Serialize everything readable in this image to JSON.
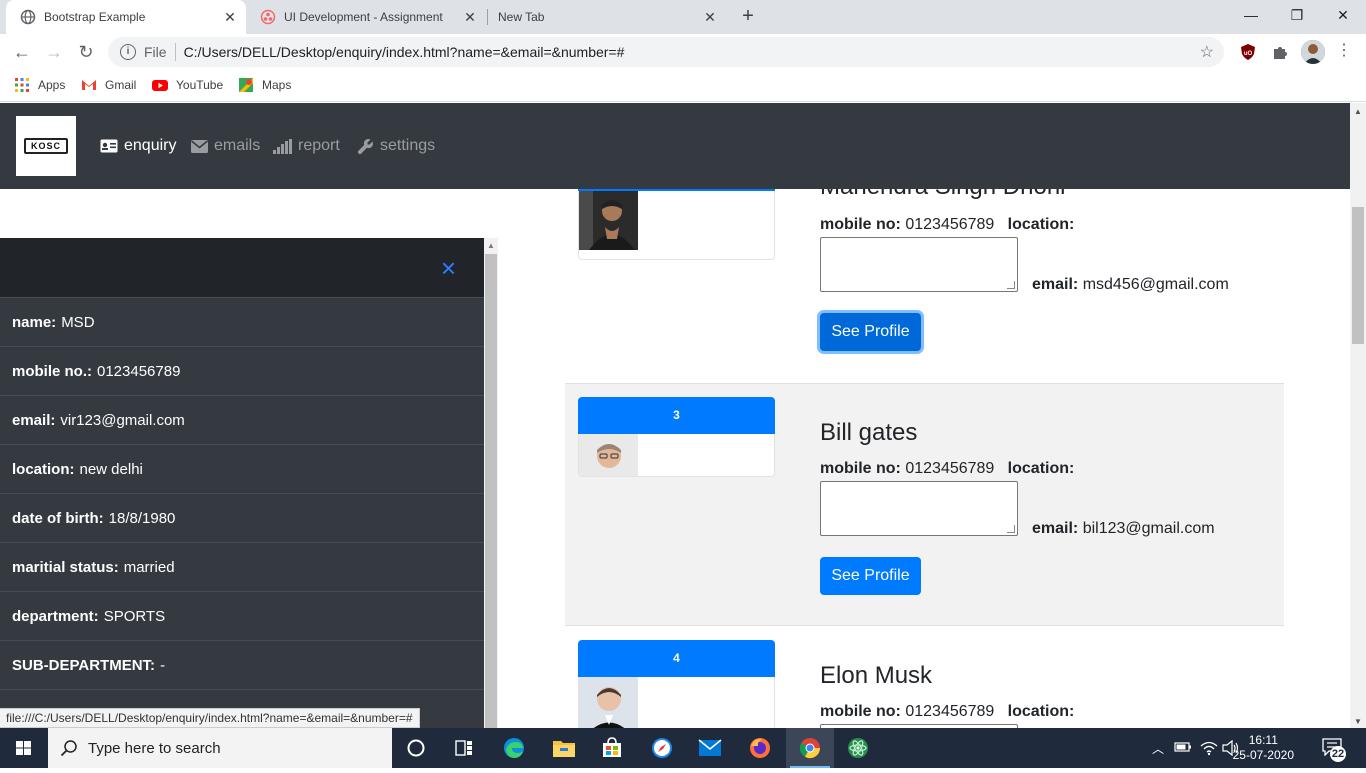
{
  "browser": {
    "tabs": [
      {
        "label": "Bootstrap Example",
        "icon": "globe-icon"
      },
      {
        "label": "UI Development - Assignment",
        "icon": "asana-icon"
      },
      {
        "label": "New Tab",
        "icon": ""
      }
    ],
    "url_prefix": "File",
    "url": "C:/Users/DELL/Desktop/enquiry/index.html?name=&email=&number=#",
    "bookmarks": [
      {
        "label": "Apps",
        "icon": "apps-grid-icon"
      },
      {
        "label": "Gmail",
        "icon": "gmail-icon"
      },
      {
        "label": "YouTube",
        "icon": "youtube-icon"
      },
      {
        "label": "Maps",
        "icon": "maps-icon"
      }
    ],
    "status_url": "file:///C:/Users/DELL/Desktop/enquiry/index.html?name=&email=&number=#"
  },
  "navbar": {
    "logo_text": "KOSC",
    "links": [
      {
        "label": "enquiry",
        "icon": "id-card-icon"
      },
      {
        "label": "emails",
        "icon": "envelope-icon"
      },
      {
        "label": "report",
        "icon": "signal-bars-icon"
      },
      {
        "label": "settings",
        "icon": "wrench-icon"
      }
    ]
  },
  "sidebar": {
    "close_symbol": "×",
    "rows": [
      {
        "label": "name:",
        "value": " MSD"
      },
      {
        "label": "mobile no.:",
        "value": "0123456789"
      },
      {
        "label": "email:",
        "value": "vir123@gmail.com"
      },
      {
        "label": "location:",
        "value": " new delhi"
      },
      {
        "label": "date of birth:",
        "value": "18/8/1980"
      },
      {
        "label": "maritial status:",
        "value": "married"
      },
      {
        "label": "department:",
        "value": "SPORTS"
      },
      {
        "label": "SUB-DEPARTMENT:",
        "value": "-"
      }
    ]
  },
  "cards": [
    {
      "number": "",
      "name": "Mahendra Singh Dhoni",
      "mobile_label": "mobile no:",
      "mobile": "0123456789",
      "location_label": "location:",
      "email_label": "email:",
      "email": "msd456@gmail.com",
      "button": "See Profile"
    },
    {
      "number": "3",
      "name": "Bill gates",
      "mobile_label": "mobile no:",
      "mobile": "0123456789",
      "location_label": "location:",
      "email_label": "email:",
      "email": "bil123@gmail.com",
      "button": "See Profile"
    },
    {
      "number": "4",
      "name": "Elon Musk",
      "mobile_label": "mobile no:",
      "mobile": "0123456789",
      "location_label": "location:"
    }
  ],
  "taskbar": {
    "search_placeholder": "Type here to search",
    "time": "16:11",
    "date": "25-07-2020",
    "notification_count": "22"
  },
  "colors": {
    "primary": "#007bff",
    "navbar": "#343a40",
    "sidebar": "#343a40"
  }
}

- **Aim of the task**
Among the lines of the data, identify those with the word "number". Copy each of them.

- **Task solution**
    "url": "C:/Users/DELL/Desktop/enquiry/index.html?name=&email=&number=#",
    "status_url": "file:///C:/Users/DELL/Desktop/enquiry/index.html?name=&email=&number=#"
      "number": "",
      "number": "3",
      "number": "4",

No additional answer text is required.